Task instructions:
Using the records below, report how many lines hold "xlabel", with no extra text.

##### Records for the exercise #####

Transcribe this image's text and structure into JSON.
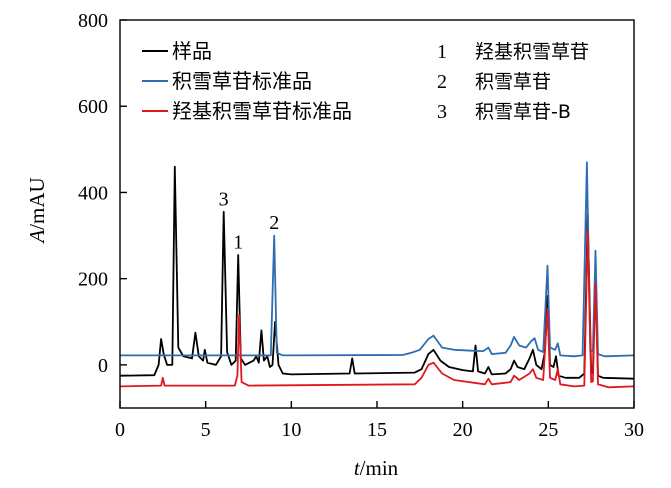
{
  "chart_data": {
    "type": "line",
    "title": "",
    "xlabel": {
      "italic": "t",
      "rest": "/min"
    },
    "ylabel": {
      "italic": "A",
      "rest": "/mAU"
    },
    "xlim": [
      0,
      30
    ],
    "ylim": [
      -100,
      800
    ],
    "xticks": [
      0,
      5,
      10,
      15,
      20,
      25,
      30
    ],
    "yticks": [
      0,
      200,
      400,
      600,
      800
    ],
    "grid": false,
    "legend_position": "top-left",
    "series": [
      {
        "name": "样品",
        "color": "#000000",
        "points": [
          [
            0.0,
            -25
          ],
          [
            2.0,
            -24
          ],
          [
            2.25,
            0
          ],
          [
            2.4,
            60
          ],
          [
            2.55,
            25
          ],
          [
            2.75,
            0
          ],
          [
            3.05,
            0
          ],
          [
            3.2,
            460
          ],
          [
            3.4,
            40
          ],
          [
            3.7,
            20
          ],
          [
            4.2,
            15
          ],
          [
            4.4,
            75
          ],
          [
            4.6,
            20
          ],
          [
            4.85,
            10
          ],
          [
            4.95,
            35
          ],
          [
            5.1,
            5
          ],
          [
            5.6,
            0
          ],
          [
            5.9,
            20
          ],
          [
            6.05,
            355
          ],
          [
            6.25,
            30
          ],
          [
            6.5,
            0
          ],
          [
            6.75,
            10
          ],
          [
            6.9,
            255
          ],
          [
            7.05,
            15
          ],
          [
            7.3,
            0
          ],
          [
            7.8,
            10
          ],
          [
            7.95,
            20
          ],
          [
            8.1,
            5
          ],
          [
            8.25,
            80
          ],
          [
            8.4,
            10
          ],
          [
            8.6,
            20
          ],
          [
            8.75,
            -5
          ],
          [
            8.9,
            0
          ],
          [
            9.05,
            100
          ],
          [
            9.25,
            0
          ],
          [
            9.5,
            -20
          ],
          [
            10.0,
            -22
          ],
          [
            13.4,
            -20
          ],
          [
            13.55,
            15
          ],
          [
            13.7,
            -20
          ],
          [
            17.2,
            -18
          ],
          [
            17.6,
            -10
          ],
          [
            18.0,
            25
          ],
          [
            18.3,
            35
          ],
          [
            18.7,
            10
          ],
          [
            19.2,
            -5
          ],
          [
            20.0,
            -12
          ],
          [
            20.6,
            -15
          ],
          [
            20.75,
            45
          ],
          [
            20.9,
            -15
          ],
          [
            21.3,
            -20
          ],
          [
            21.5,
            -5
          ],
          [
            21.7,
            -22
          ],
          [
            22.5,
            -20
          ],
          [
            22.8,
            -10
          ],
          [
            23.0,
            10
          ],
          [
            23.2,
            -5
          ],
          [
            23.6,
            -10
          ],
          [
            23.9,
            15
          ],
          [
            24.1,
            35
          ],
          [
            24.3,
            0
          ],
          [
            24.6,
            -10
          ],
          [
            24.8,
            30
          ],
          [
            24.95,
            160
          ],
          [
            25.1,
            0
          ],
          [
            25.3,
            -5
          ],
          [
            25.45,
            20
          ],
          [
            25.6,
            -25
          ],
          [
            26.0,
            -30
          ],
          [
            26.8,
            -30
          ],
          [
            27.1,
            -20
          ],
          [
            27.3,
            350
          ],
          [
            27.5,
            -20
          ],
          [
            27.6,
            -15
          ],
          [
            27.75,
            225
          ],
          [
            27.9,
            -25
          ],
          [
            28.2,
            -30
          ],
          [
            30.0,
            -32
          ]
        ]
      },
      {
        "name": "积雪草苷标准品",
        "color": "#2f6db2",
        "points": [
          [
            0.0,
            22
          ],
          [
            8.8,
            22
          ],
          [
            9.0,
            300
          ],
          [
            9.15,
            28
          ],
          [
            9.5,
            22
          ],
          [
            16.5,
            23
          ],
          [
            17.0,
            28
          ],
          [
            17.5,
            35
          ],
          [
            18.0,
            60
          ],
          [
            18.3,
            68
          ],
          [
            18.8,
            40
          ],
          [
            19.5,
            35
          ],
          [
            20.5,
            33
          ],
          [
            21.2,
            32
          ],
          [
            21.5,
            40
          ],
          [
            21.7,
            25
          ],
          [
            22.5,
            28
          ],
          [
            22.8,
            45
          ],
          [
            23.0,
            65
          ],
          [
            23.3,
            45
          ],
          [
            23.7,
            40
          ],
          [
            24.0,
            55
          ],
          [
            24.2,
            62
          ],
          [
            24.4,
            35
          ],
          [
            24.7,
            30
          ],
          [
            24.95,
            230
          ],
          [
            25.1,
            40
          ],
          [
            25.4,
            35
          ],
          [
            25.55,
            50
          ],
          [
            25.7,
            22
          ],
          [
            26.5,
            20
          ],
          [
            27.0,
            22
          ],
          [
            27.25,
            470
          ],
          [
            27.45,
            30
          ],
          [
            27.6,
            35
          ],
          [
            27.75,
            265
          ],
          [
            27.9,
            25
          ],
          [
            28.3,
            20
          ],
          [
            30.0,
            22
          ]
        ]
      },
      {
        "name": "羟基积雪草苷标准品",
        "color": "#e0181e",
        "points": [
          [
            0.0,
            -50
          ],
          [
            2.4,
            -48
          ],
          [
            2.5,
            -30
          ],
          [
            2.6,
            -48
          ],
          [
            6.7,
            -48
          ],
          [
            6.85,
            -25
          ],
          [
            6.95,
            115
          ],
          [
            7.1,
            -40
          ],
          [
            7.5,
            -48
          ],
          [
            17.2,
            -45
          ],
          [
            17.6,
            -30
          ],
          [
            18.0,
            0
          ],
          [
            18.3,
            5
          ],
          [
            18.8,
            -20
          ],
          [
            19.5,
            -35
          ],
          [
            21.3,
            -45
          ],
          [
            21.5,
            -32
          ],
          [
            21.7,
            -45
          ],
          [
            22.8,
            -40
          ],
          [
            23.0,
            -25
          ],
          [
            23.3,
            -35
          ],
          [
            23.9,
            -20
          ],
          [
            24.1,
            -10
          ],
          [
            24.3,
            -30
          ],
          [
            24.7,
            -35
          ],
          [
            24.95,
            130
          ],
          [
            25.1,
            -30
          ],
          [
            25.4,
            -35
          ],
          [
            25.55,
            -10
          ],
          [
            25.7,
            -45
          ],
          [
            26.5,
            -50
          ],
          [
            27.1,
            -48
          ],
          [
            27.3,
            310
          ],
          [
            27.5,
            -40
          ],
          [
            27.6,
            -38
          ],
          [
            27.75,
            190
          ],
          [
            27.9,
            -45
          ],
          [
            28.5,
            -52
          ],
          [
            30.0,
            -50
          ]
        ]
      }
    ],
    "peak_labels": [
      {
        "text": "3",
        "x": 6.05,
        "y": 370
      },
      {
        "text": "1",
        "x": 6.9,
        "y": 270
      },
      {
        "text": "2",
        "x": 9.0,
        "y": 315
      }
    ],
    "peak_key": [
      {
        "num": "1",
        "name": "羟基积雪草苷"
      },
      {
        "num": "2",
        "name": "积雪草苷"
      },
      {
        "num": "3",
        "name": "积雪草苷-B"
      }
    ]
  }
}
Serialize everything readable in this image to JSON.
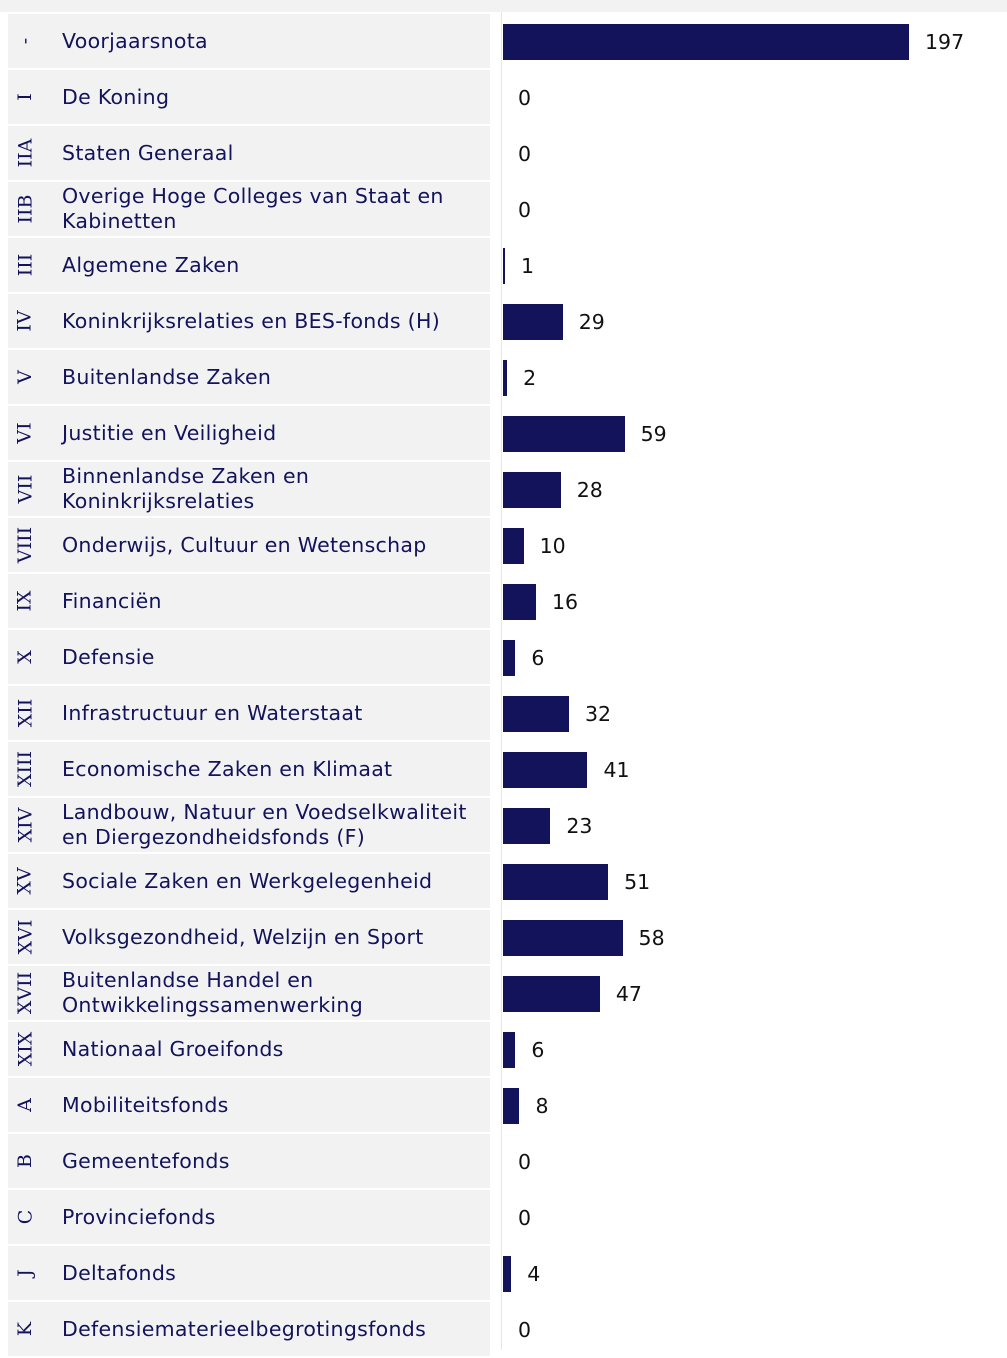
{
  "chart_data": {
    "type": "bar",
    "orientation": "horizontal",
    "color": "#13135c",
    "codes": [
      "-",
      "I",
      "IIA",
      "IIB",
      "III",
      "IV",
      "V",
      "VI",
      "VII",
      "VIII",
      "IX",
      "X",
      "XII",
      "XIII",
      "XIV",
      "XV",
      "XVI",
      "XVII",
      "XIX",
      "A",
      "B",
      "C",
      "J",
      "K"
    ],
    "categories": [
      "Voorjaarsnota",
      "De Koning",
      "Staten Generaal",
      "Overige Hoge Colleges van Staat en Kabinetten",
      "Algemene Zaken",
      "Koninkrijksrelaties en BES-fonds (H)",
      "Buitenlandse Zaken",
      "Justitie en Veiligheid",
      "Binnenlandse Zaken en Koninkrijksrelaties",
      "Onderwijs, Cultuur en Wetenschap",
      "Financiën",
      "Defensie",
      "Infrastructuur en Waterstaat",
      "Economische Zaken en Klimaat",
      "Landbouw, Natuur en Voedselkwaliteit en Diergezondheidsfonds (F)",
      "Sociale Zaken en Werkgelegenheid",
      "Volksgezondheid, Welzijn en Sport",
      "Buitenlandse Handel en Ontwikkelingssamenwerking",
      "Nationaal Groeifonds",
      "Mobiliteitsfonds",
      "Gemeentefonds",
      "Provinciefonds",
      "Deltafonds",
      "Defensiematerieelbegrotingsfonds"
    ],
    "values": [
      197,
      0,
      0,
      0,
      1,
      29,
      2,
      59,
      28,
      10,
      16,
      6,
      32,
      41,
      23,
      51,
      58,
      47,
      6,
      8,
      0,
      0,
      4,
      0
    ]
  }
}
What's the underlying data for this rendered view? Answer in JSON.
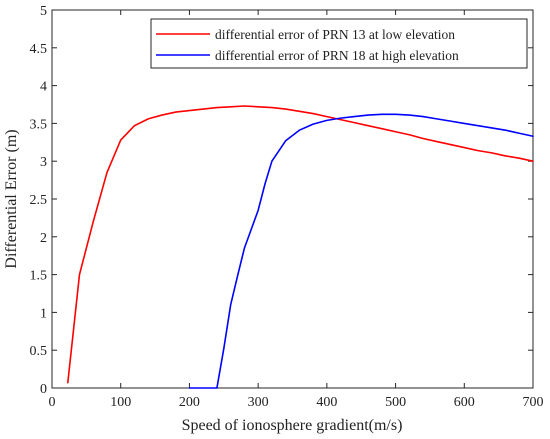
{
  "chart_data": {
    "type": "line",
    "title": "",
    "xlabel": "Speed of ionosphere gradient(m/s)",
    "ylabel": "Differential Error (m)",
    "xlim": [
      0,
      700
    ],
    "ylim": [
      0,
      5
    ],
    "xticks": [
      0,
      100,
      200,
      300,
      400,
      500,
      600,
      700
    ],
    "yticks": [
      0,
      0.5,
      1,
      1.5,
      2,
      2.5,
      3,
      3.5,
      4,
      4.5,
      5
    ],
    "xtick_labels": [
      "0",
      "100",
      "200",
      "300",
      "400",
      "500",
      "600",
      "700"
    ],
    "ytick_labels": [
      "0",
      "0.5",
      "1",
      "1.5",
      "2",
      "2.5",
      "3",
      "3.5",
      "4",
      "4.5",
      "5"
    ],
    "grid": false,
    "legend_position": "top-right",
    "series": [
      {
        "name": "differential error of PRN 13 at low elevation",
        "color": "#ff0000",
        "x": [
          23,
          40,
          60,
          80,
          100,
          120,
          140,
          160,
          180,
          200,
          220,
          240,
          260,
          280,
          300,
          320,
          340,
          360,
          380,
          400,
          420,
          440,
          460,
          480,
          500,
          520,
          540,
          560,
          580,
          600,
          620,
          640,
          660,
          680,
          700
        ],
        "y": [
          0.07,
          1.5,
          2.2,
          2.85,
          3.28,
          3.47,
          3.56,
          3.61,
          3.65,
          3.67,
          3.69,
          3.71,
          3.72,
          3.73,
          3.72,
          3.71,
          3.69,
          3.66,
          3.63,
          3.59,
          3.55,
          3.51,
          3.47,
          3.43,
          3.39,
          3.35,
          3.3,
          3.26,
          3.22,
          3.18,
          3.14,
          3.11,
          3.07,
          3.04,
          3.0
        ]
      },
      {
        "name": "differential error of PRN 18 at high elevation",
        "color": "#0000ff",
        "x": [
          200,
          220,
          240,
          250,
          260,
          270,
          280,
          290,
          300,
          310,
          320,
          340,
          360,
          380,
          400,
          420,
          440,
          460,
          480,
          500,
          520,
          540,
          560,
          580,
          600,
          620,
          640,
          660,
          680,
          700
        ],
        "y": [
          0.0,
          0.0,
          0.0,
          0.52,
          1.1,
          1.48,
          1.85,
          2.1,
          2.35,
          2.7,
          3.0,
          3.27,
          3.41,
          3.49,
          3.54,
          3.57,
          3.59,
          3.61,
          3.62,
          3.62,
          3.61,
          3.59,
          3.56,
          3.53,
          3.5,
          3.47,
          3.44,
          3.41,
          3.37,
          3.33
        ]
      }
    ]
  }
}
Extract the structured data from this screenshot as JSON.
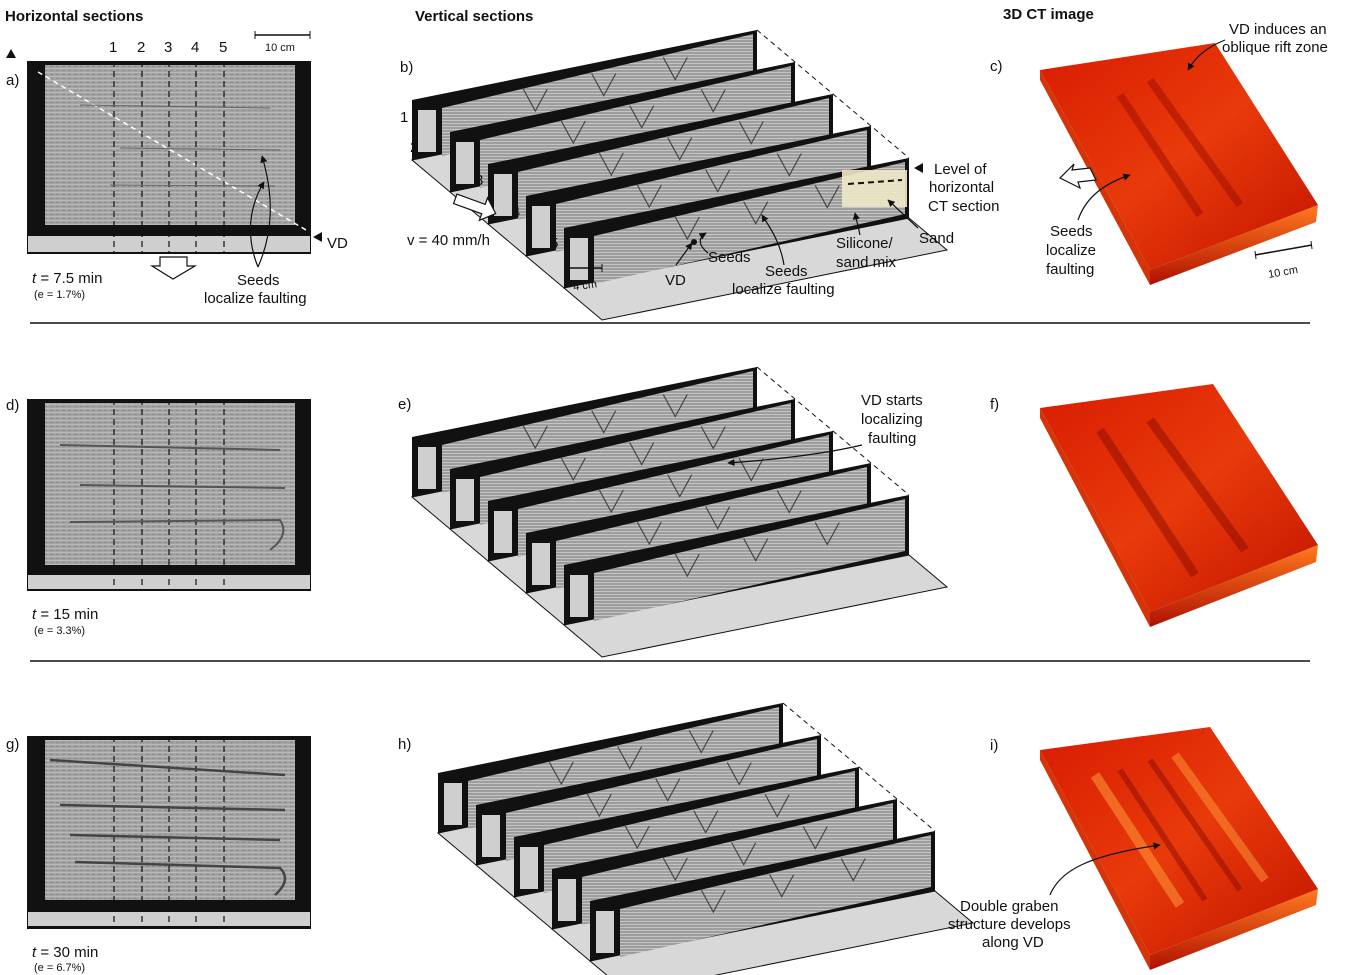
{
  "headers": {
    "horizontal": "Horizontal sections",
    "vertical": "Vertical sections",
    "ct": "3D CT image"
  },
  "panels": [
    "a)",
    "b)",
    "c)",
    "d)",
    "e)",
    "f)",
    "g)",
    "h)",
    "i)"
  ],
  "section_numbers": [
    "1",
    "2",
    "3",
    "4",
    "5"
  ],
  "scale_bars": {
    "top_left": "10 cm",
    "vertical": "4 cm",
    "ct": "10 cm"
  },
  "rows": [
    {
      "time_prefix": "t",
      "time_value": " = 7.5 min",
      "strain": "(e = 1.7%)"
    },
    {
      "time_prefix": "t",
      "time_value": " = 15 min",
      "strain": "(e = 3.3%)"
    },
    {
      "time_prefix": "t",
      "time_value": " = 30 min",
      "strain": "(e = 6.7%)"
    }
  ],
  "annotations": {
    "vd": "VD",
    "seeds_a": [
      "Seeds",
      "localize faulting"
    ],
    "velocity": "v = 40 mm/h",
    "vd_b": "VD",
    "seeds_b1": "Seeds",
    "seeds_b2": [
      "Seeds",
      "localize faulting"
    ],
    "silicone": [
      "Silicone/",
      "sand mix"
    ],
    "sand": "Sand",
    "level": [
      "Level of",
      "horizontal",
      "CT section"
    ],
    "vd_oblique": [
      "VD induces an",
      "oblique rift zone"
    ],
    "seeds_c": [
      "Seeds",
      "localize",
      "faulting"
    ],
    "vd_starts": [
      "VD starts",
      "localizing",
      "faulting"
    ],
    "double_graben": [
      "Double graben",
      "structure develops",
      "along VD"
    ]
  },
  "colors": {
    "ct_dark": "#c41400",
    "ct_mid": "#e62a06",
    "ct_light": "#ff6a1a",
    "section_grey": "#9a9a9a",
    "sand": "#efe9c8"
  }
}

#####

Worked answer:
2